======== RECORDS SHOWN ========
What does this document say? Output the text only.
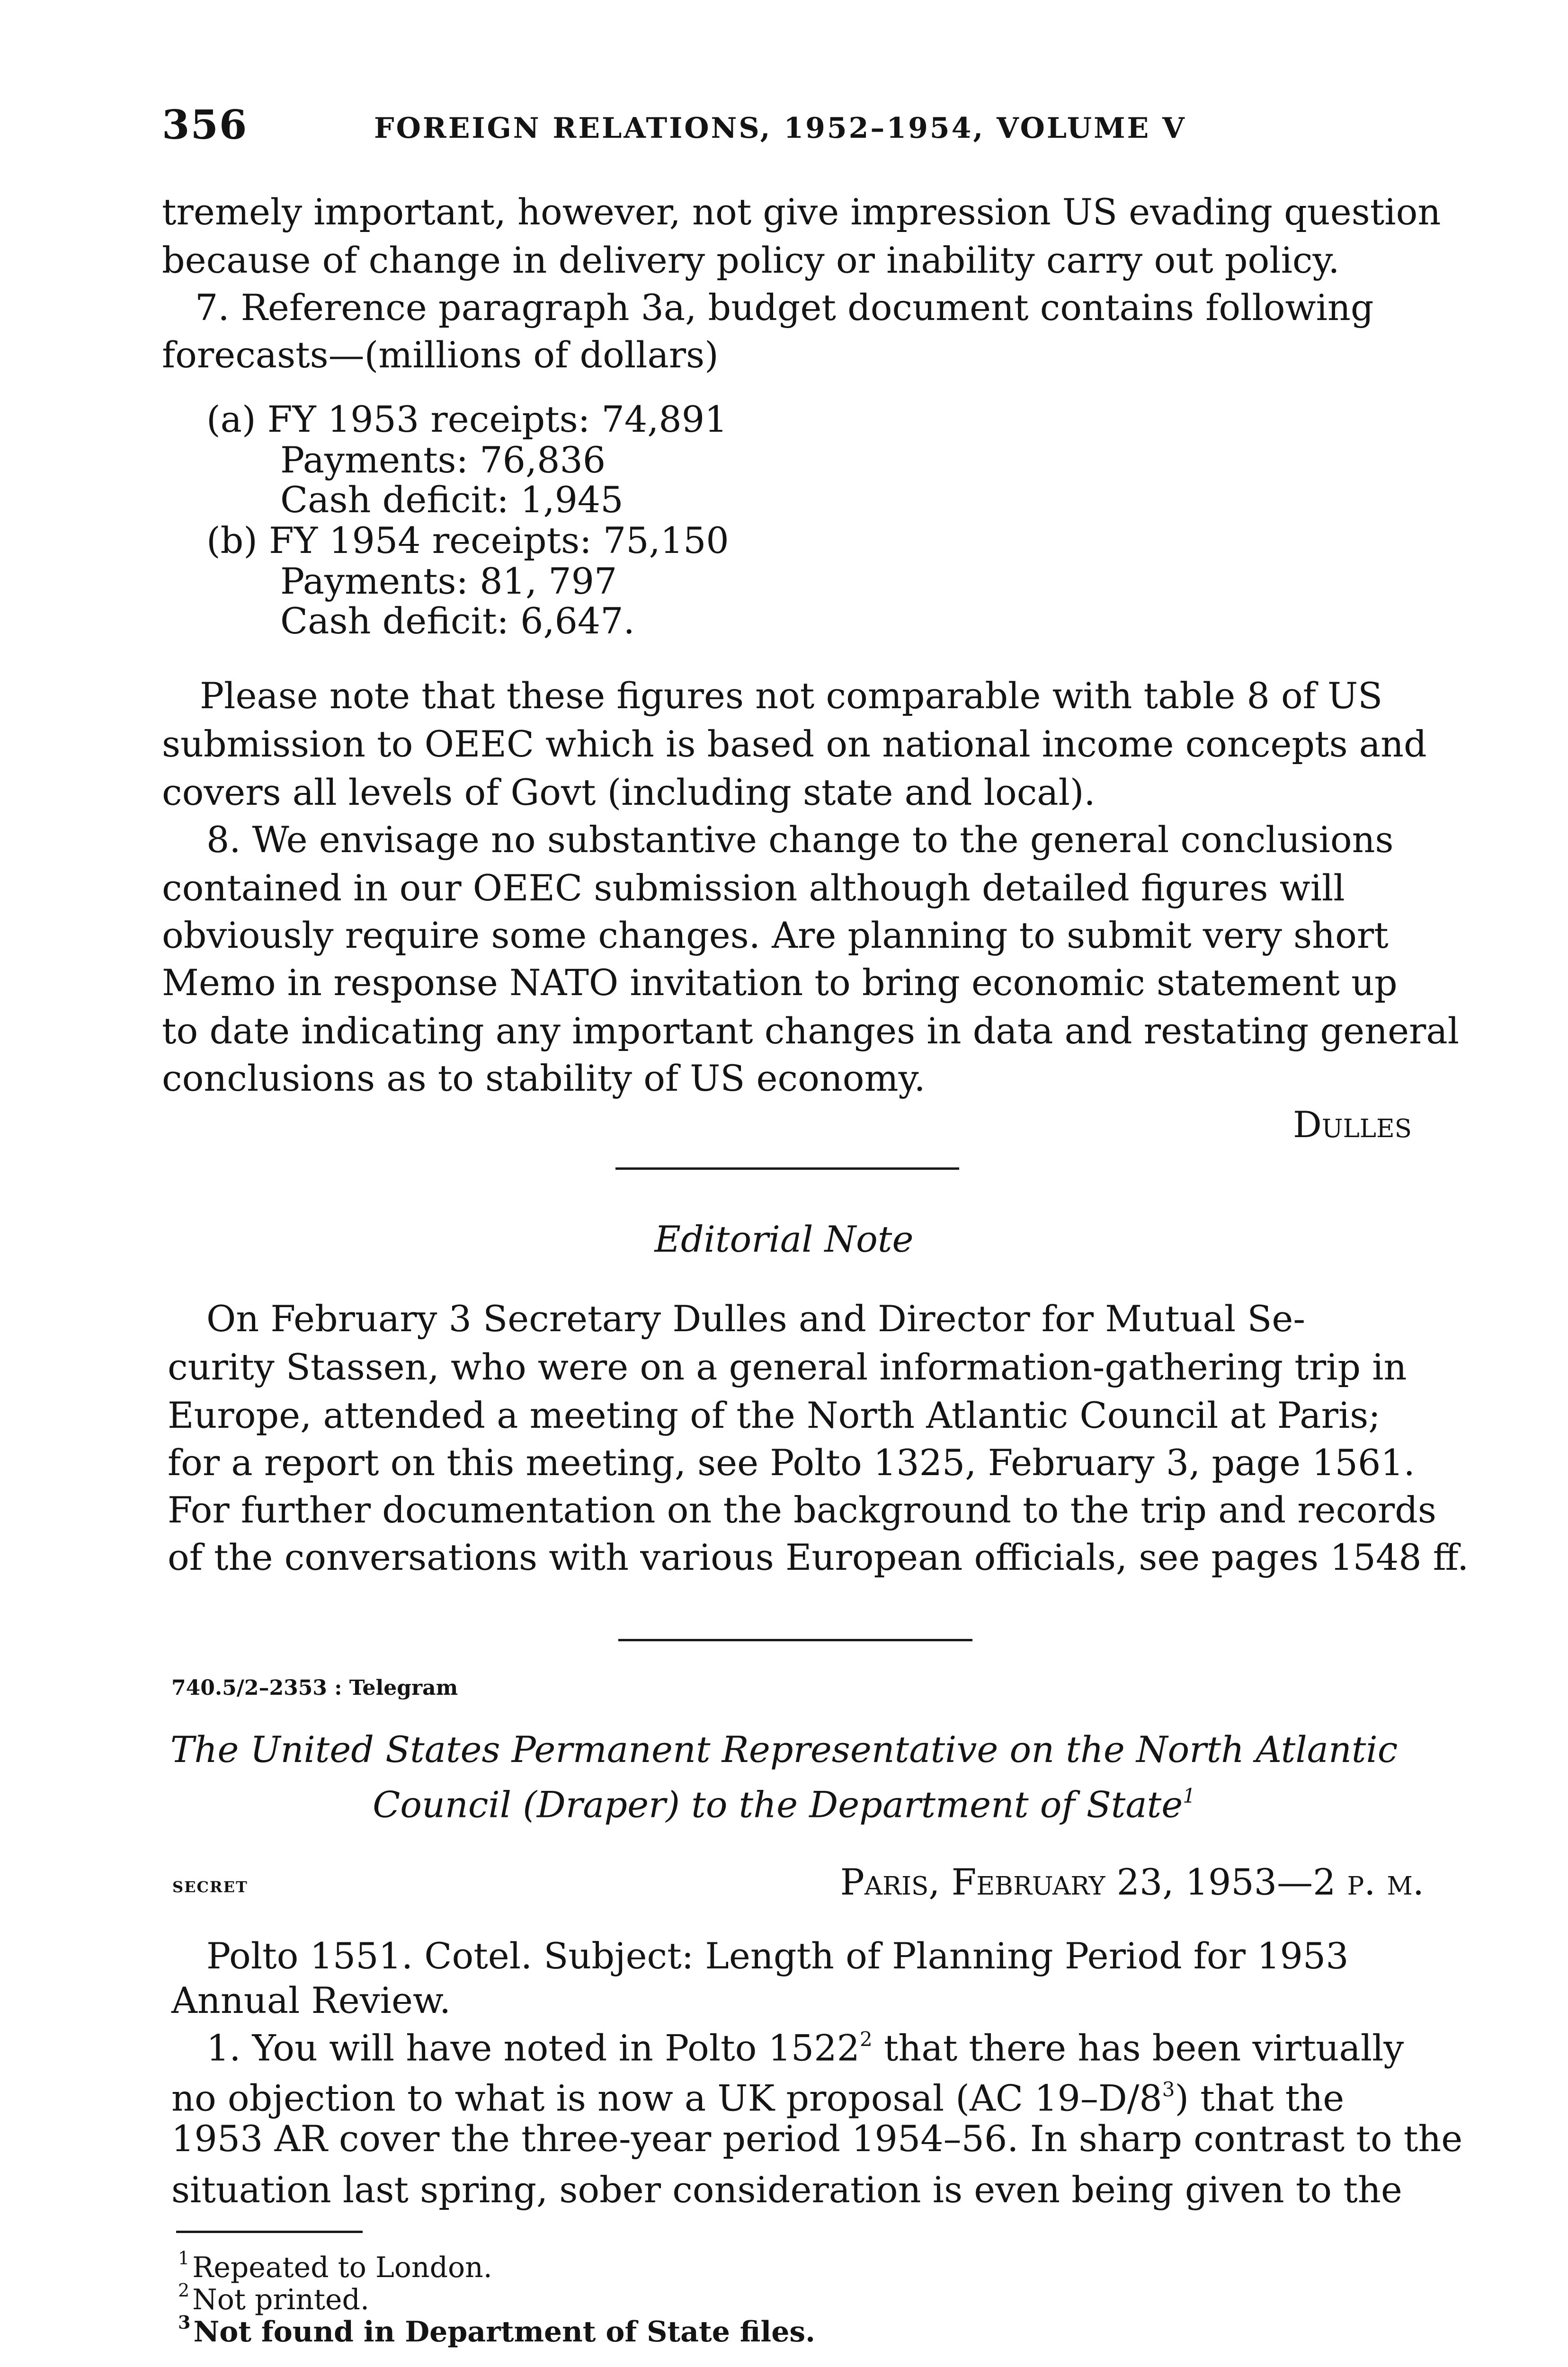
356	FOREIGN RELATIONS, 1952–1954, VOLUME V
tremely important, however, not give impression US evading question
because of change in delivery policy or inability carry out policy.
7. Reference paragraph 3a, budget document contains following
forecasts—(millions of dollars)
(a) FY 1953 receipts: 74,891
Payments: 76,836
Cash deficit: 1,945
(b) FY 1954 receipts: 75,150
Payments: 81, 797
Cash deficit: 6,647.
Please note that these figures not comparable with table 8 of US
submission to OEEC which is based on national income concepts and
covers all levels of Govt (including state and local).
8. We envisage no substantive change to the general conclusions
contained in our OEEC submission although detailed figures will
obviously require some changes. Are planning to submit very short
Memo in response NATO invitation to bring economic statement up
to date indicating any important changes in data and restating general
conclusions as to stability of US economy.
Dulles
Editorial Note
On February 3 Secretary Dulles and Director for Mutual Se-
curity Stassen, who were on a general information-gathering trip in
Europe, attended a meeting of the North Atlantic Council at Paris;
for a report on this meeting, see Polto 1325, February 3, page 1561.
For further documentation on the background to the trip and records
of the conversations with various European officials, see pages 1548 ff.
740.5/2–2353 : Telegram
The United States Permanent Representative on the North Atlantic
Council (Draper) to the Department of State$^1$
secret	Paris, February 23, 1953—2 p. m.
Polto 1551. Cotel. Subject: Length of Planning Period for 1953
Annual Review.
1. You will have noted in Polto 1522$^2$ that there has been virtually
no objection to what is now a UK proposal (AC 19–D/8$^3$) that the
1953 AR cover the three-year period 1954–56. In sharp contrast to the
situation last spring, sober consideration is even being given to the
$^1$ Repeated to London.
$^2$ Not printed.
$^3$ Not found in Department of State files.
========
▸ WHAT TO PRODUCE
Extract all lines from the data in which "Cash" is found.

▸ ANSWER
Cash deficit: 1,945
Cash deficit: 6,647.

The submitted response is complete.